SELECTED EXTRACT -
((
I appreciate that CCI explicitly points out that “sovereign and domestic compute are not equivalent” - a distinction missing in the Liberal platform, for example. As I covered in the Reading Roundup on Friday, we shouldn’t just give lip service to digital sovereignty. Given that we face a fascist threat from the US, and that US firms play a dominant role in our digital systems, we need to understand the difference between sovereign and domestic.
“Strengthen the connections between publicly-funded research and economic success by tying federal research funding on strong university and college intellectual property management (e.g. express licenses), improving research commercialization practices that promote Canadian prosperity, and modernizing the NRC”
I don’t think I agree with the report’s call to tie research funding to IP management. Don’t get me wrong, I believe there is a significant issue around ownership and utilization of IP that comes out of universities, as folks such as
have explored in depth. However, I don’t think tying research funding to addressing it is the right lever to pull, especially when the global scientific enterprise is under threat thanks to the actions of the Trump administration.Moreover, concerns about commercialization need to be nested within a normative understanding of the value of research. Research has social and economic value, even if Canada doesn’t commercialize it. There is likewise a broader value to producing researchers, regardless of what happens to their outputs.
On NRC, while I think the call to provide NRC labs and facilities more organizational autonomy is valuable, I don’t think any should be spun out as independent companies as the report suggests. Instead, we would better look at the highly decentralized, non-profit model of Fraunhofer-Gesellschaft in Germany and its 75 research institutes.
“Enhance support to Statistics Canada”
Yes, we need better, more accurate data. But please tie this at least to improving StatsCan's user-friendliness and data accessibility. It leaves much to be desired right now.
))
WORK REQUEST -
In the commentary on the CCI report above, what model does the writer suggest for the NRC instead of spinning its labs out as independent companies?

PROVIDED INFORMATION -
((
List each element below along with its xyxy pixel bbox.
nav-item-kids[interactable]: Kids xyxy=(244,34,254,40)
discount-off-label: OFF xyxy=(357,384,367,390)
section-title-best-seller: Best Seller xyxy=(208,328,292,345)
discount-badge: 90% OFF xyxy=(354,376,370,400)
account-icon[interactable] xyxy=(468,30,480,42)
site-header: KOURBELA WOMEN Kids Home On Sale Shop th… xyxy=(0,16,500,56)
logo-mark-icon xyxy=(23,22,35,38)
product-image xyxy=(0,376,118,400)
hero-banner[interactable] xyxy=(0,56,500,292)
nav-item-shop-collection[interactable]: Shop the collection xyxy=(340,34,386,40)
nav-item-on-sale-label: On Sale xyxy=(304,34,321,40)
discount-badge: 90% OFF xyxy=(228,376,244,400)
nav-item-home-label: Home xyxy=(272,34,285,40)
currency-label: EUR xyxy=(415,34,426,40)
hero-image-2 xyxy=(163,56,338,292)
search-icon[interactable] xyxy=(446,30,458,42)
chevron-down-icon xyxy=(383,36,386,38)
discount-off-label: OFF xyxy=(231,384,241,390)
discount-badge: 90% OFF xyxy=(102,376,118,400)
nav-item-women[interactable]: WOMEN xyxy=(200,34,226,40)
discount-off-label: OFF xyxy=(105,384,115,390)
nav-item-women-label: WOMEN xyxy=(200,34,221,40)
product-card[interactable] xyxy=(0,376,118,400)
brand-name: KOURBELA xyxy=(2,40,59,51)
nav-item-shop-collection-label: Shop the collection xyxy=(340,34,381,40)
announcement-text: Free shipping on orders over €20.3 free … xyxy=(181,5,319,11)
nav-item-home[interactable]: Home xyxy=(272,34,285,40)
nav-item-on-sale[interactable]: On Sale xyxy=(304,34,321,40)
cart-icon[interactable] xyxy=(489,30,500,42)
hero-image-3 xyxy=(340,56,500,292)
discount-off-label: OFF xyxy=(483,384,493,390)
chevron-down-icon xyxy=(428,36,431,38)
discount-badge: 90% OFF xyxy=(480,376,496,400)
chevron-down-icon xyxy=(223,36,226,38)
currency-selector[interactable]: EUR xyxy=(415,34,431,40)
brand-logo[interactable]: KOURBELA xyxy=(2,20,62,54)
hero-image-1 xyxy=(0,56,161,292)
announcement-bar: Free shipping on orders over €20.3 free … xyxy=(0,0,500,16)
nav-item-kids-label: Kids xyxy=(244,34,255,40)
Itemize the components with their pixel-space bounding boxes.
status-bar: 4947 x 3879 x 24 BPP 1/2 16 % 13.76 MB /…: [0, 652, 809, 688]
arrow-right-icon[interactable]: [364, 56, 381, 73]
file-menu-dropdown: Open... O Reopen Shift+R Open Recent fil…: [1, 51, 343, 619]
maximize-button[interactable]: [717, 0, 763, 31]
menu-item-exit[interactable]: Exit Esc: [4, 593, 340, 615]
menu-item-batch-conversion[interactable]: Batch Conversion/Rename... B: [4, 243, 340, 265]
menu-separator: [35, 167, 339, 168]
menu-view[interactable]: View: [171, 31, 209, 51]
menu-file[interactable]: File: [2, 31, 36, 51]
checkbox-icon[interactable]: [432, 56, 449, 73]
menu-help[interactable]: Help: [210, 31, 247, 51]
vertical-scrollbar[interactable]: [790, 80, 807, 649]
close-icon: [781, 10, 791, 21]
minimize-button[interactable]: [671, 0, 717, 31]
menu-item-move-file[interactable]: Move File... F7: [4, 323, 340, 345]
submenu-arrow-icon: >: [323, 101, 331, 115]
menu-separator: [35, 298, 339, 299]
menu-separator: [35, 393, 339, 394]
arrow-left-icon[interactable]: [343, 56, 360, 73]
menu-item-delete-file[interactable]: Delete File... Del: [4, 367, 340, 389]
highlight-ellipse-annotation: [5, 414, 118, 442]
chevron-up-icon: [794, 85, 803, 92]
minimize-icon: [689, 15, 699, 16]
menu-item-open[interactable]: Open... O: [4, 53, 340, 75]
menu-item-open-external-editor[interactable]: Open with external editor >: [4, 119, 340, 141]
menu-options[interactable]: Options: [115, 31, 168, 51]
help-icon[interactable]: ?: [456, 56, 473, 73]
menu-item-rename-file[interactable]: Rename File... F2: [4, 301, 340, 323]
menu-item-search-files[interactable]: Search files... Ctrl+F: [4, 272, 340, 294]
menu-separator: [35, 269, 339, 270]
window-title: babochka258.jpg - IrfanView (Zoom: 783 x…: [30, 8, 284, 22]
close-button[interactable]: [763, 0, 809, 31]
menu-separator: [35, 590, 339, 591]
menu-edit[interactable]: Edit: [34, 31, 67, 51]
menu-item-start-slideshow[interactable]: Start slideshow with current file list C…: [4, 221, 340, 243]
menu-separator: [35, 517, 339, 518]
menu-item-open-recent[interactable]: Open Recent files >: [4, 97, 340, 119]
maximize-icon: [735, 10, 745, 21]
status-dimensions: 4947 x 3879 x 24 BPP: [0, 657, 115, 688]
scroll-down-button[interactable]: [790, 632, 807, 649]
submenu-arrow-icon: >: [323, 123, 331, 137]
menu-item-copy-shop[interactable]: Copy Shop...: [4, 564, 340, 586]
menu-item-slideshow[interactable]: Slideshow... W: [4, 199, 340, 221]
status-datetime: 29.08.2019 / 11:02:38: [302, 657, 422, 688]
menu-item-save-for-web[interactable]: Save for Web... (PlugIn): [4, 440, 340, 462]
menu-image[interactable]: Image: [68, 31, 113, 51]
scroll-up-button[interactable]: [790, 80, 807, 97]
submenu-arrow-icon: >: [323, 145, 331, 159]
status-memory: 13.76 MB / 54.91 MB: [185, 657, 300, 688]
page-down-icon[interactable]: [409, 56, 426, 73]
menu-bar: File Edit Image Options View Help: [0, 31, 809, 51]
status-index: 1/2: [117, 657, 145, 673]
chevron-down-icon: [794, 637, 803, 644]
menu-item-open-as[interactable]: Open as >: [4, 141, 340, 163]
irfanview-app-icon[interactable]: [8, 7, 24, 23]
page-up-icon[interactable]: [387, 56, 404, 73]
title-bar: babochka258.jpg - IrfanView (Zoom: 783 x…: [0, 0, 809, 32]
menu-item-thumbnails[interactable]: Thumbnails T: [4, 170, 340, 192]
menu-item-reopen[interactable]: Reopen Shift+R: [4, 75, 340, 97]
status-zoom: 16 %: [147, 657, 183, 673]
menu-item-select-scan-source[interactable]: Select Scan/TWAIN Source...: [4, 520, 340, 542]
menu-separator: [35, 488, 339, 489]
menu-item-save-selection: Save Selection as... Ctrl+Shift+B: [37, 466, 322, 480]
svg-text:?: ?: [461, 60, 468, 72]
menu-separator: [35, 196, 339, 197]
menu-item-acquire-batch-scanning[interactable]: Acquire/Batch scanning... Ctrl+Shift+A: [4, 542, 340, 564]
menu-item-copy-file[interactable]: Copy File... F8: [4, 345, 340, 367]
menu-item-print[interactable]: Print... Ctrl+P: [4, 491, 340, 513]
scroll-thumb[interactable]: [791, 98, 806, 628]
))
RESPONSE -
The highly decentralized, non-profit model of Fraunhofer-Gesellschaft in Germany and its 75 research institutes.